╔══

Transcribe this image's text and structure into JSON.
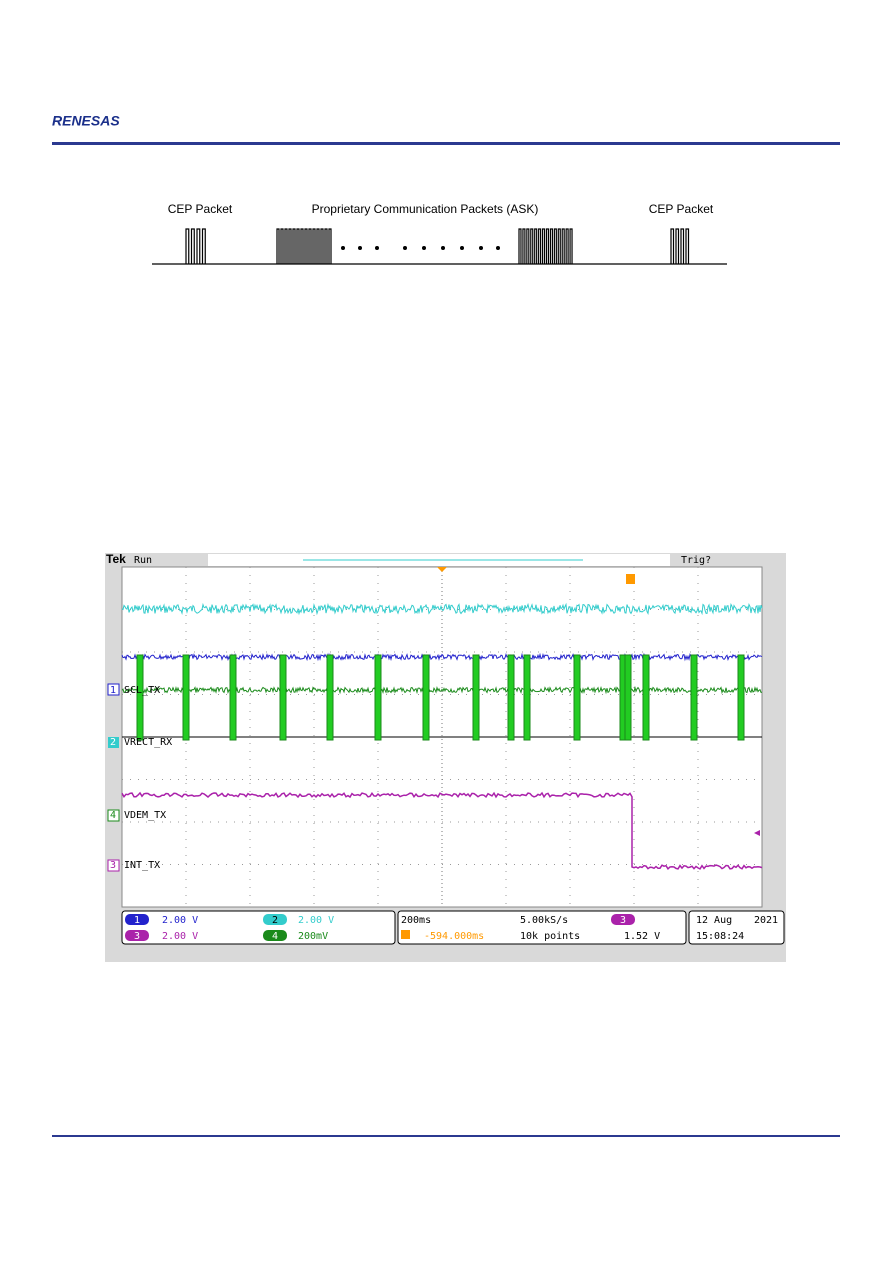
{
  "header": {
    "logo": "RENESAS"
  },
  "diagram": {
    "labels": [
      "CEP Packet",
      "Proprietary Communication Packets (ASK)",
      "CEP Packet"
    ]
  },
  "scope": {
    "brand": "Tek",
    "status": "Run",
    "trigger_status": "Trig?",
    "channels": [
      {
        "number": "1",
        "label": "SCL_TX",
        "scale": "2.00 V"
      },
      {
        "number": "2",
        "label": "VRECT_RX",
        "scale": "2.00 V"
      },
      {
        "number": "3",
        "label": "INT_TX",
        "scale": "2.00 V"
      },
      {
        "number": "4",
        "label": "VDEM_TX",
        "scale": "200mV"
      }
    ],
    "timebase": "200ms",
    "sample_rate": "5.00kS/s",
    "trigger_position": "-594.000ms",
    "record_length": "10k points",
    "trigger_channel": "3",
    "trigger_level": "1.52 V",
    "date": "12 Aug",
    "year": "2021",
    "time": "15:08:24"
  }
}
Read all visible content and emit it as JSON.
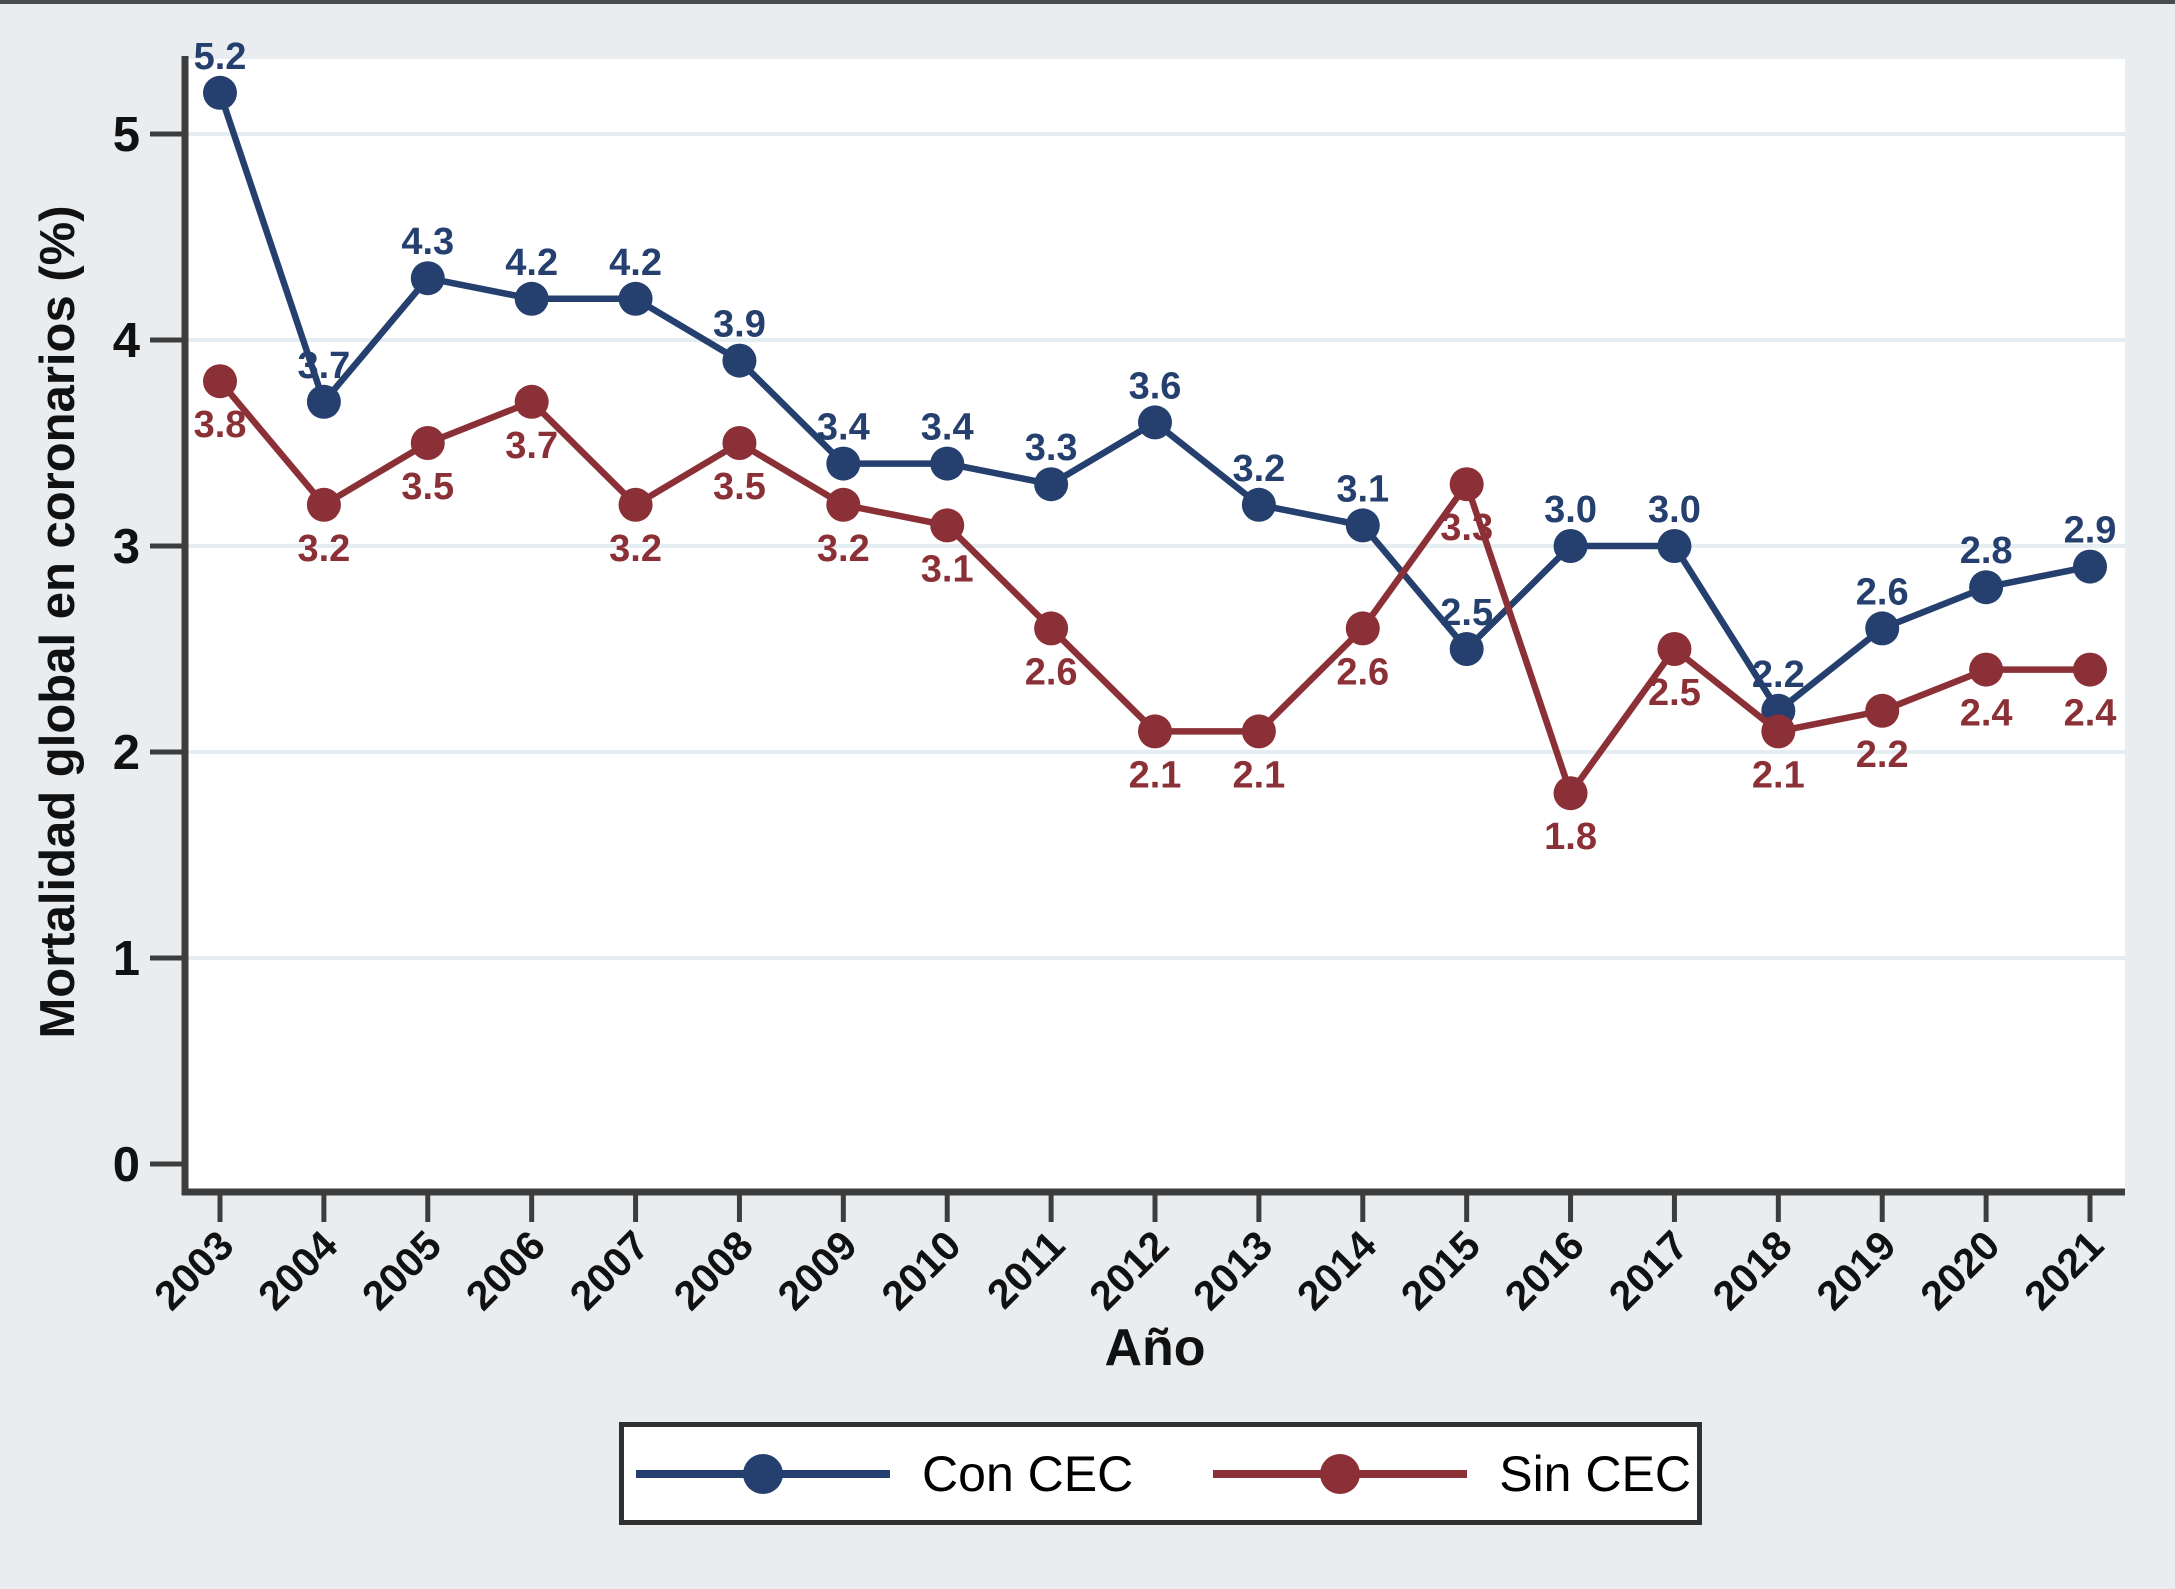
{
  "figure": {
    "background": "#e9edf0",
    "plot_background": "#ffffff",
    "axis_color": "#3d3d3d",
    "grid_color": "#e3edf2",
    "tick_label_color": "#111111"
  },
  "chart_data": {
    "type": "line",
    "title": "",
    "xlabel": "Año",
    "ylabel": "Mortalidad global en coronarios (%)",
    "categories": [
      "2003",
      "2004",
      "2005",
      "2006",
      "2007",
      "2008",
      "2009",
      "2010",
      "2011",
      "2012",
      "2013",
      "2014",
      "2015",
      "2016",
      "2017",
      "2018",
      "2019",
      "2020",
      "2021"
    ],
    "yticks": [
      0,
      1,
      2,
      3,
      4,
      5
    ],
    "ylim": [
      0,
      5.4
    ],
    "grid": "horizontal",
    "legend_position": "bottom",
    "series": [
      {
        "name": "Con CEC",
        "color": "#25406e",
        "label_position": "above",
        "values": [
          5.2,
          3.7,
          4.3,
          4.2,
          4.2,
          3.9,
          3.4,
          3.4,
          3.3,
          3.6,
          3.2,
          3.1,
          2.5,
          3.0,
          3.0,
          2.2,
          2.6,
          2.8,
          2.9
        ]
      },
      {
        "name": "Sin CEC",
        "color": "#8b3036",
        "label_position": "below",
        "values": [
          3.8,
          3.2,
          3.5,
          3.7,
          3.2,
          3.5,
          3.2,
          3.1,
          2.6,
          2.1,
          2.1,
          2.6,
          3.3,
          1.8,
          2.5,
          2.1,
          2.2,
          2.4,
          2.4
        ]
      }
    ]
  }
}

╚══

◆ **TASK DIRECTIONS**: Print all the records again exactly; do not include any picture.

◆ **RESPONSE FOR THIS EXERCISE**:
Transcribe this image's text and structure into JSON.
{
  "header": {
    "logo": "RENESAS"
  },
  "diagram": {
    "labels": [
      "CEP Packet",
      "Proprietary Communication Packets (ASK)",
      "CEP Packet"
    ]
  },
  "scope": {
    "brand": "Tek",
    "status": "Run",
    "trigger_status": "Trig?",
    "channels": [
      {
        "number": "1",
        "label": "SCL_TX",
        "scale": "2.00 V"
      },
      {
        "number": "2",
        "label": "VRECT_RX",
        "scale": "2.00 V"
      },
      {
        "number": "3",
        "label": "INT_TX",
        "scale": "2.00 V"
      },
      {
        "number": "4",
        "label": "VDEM_TX",
        "scale": "200mV"
      }
    ],
    "timebase": "200ms",
    "sample_rate": "5.00kS/s",
    "trigger_position": "-594.000ms",
    "record_length": "10k points",
    "trigger_channel": "3",
    "trigger_level": "1.52 V",
    "date": "12 Aug",
    "year": "2021",
    "time": "15:08:24"
  }
}
Read all visible content and emit it as JSON.
{
  "figure": {
    "background": "#e9edf0",
    "plot_background": "#ffffff",
    "axis_color": "#3d3d3d",
    "grid_color": "#e3edf2",
    "tick_label_color": "#111111"
  },
  "chart_data": {
    "type": "line",
    "title": "",
    "xlabel": "Año",
    "ylabel": "Mortalidad global en coronarios (%)",
    "categories": [
      "2003",
      "2004",
      "2005",
      "2006",
      "2007",
      "2008",
      "2009",
      "2010",
      "2011",
      "2012",
      "2013",
      "2014",
      "2015",
      "2016",
      "2017",
      "2018",
      "2019",
      "2020",
      "2021"
    ],
    "yticks": [
      0,
      1,
      2,
      3,
      4,
      5
    ],
    "ylim": [
      0,
      5.4
    ],
    "grid": "horizontal",
    "legend_position": "bottom",
    "series": [
      {
        "name": "Con CEC",
        "color": "#25406e",
        "label_position": "above",
        "values": [
          5.2,
          3.7,
          4.3,
          4.2,
          4.2,
          3.9,
          3.4,
          3.4,
          3.3,
          3.6,
          3.2,
          3.1,
          2.5,
          3.0,
          3.0,
          2.2,
          2.6,
          2.8,
          2.9
        ]
      },
      {
        "name": "Sin CEC",
        "color": "#8b3036",
        "label_position": "below",
        "values": [
          3.8,
          3.2,
          3.5,
          3.7,
          3.2,
          3.5,
          3.2,
          3.1,
          2.6,
          2.1,
          2.1,
          2.6,
          3.3,
          1.8,
          2.5,
          2.1,
          2.2,
          2.4,
          2.4
        ]
      }
    ]
  }
}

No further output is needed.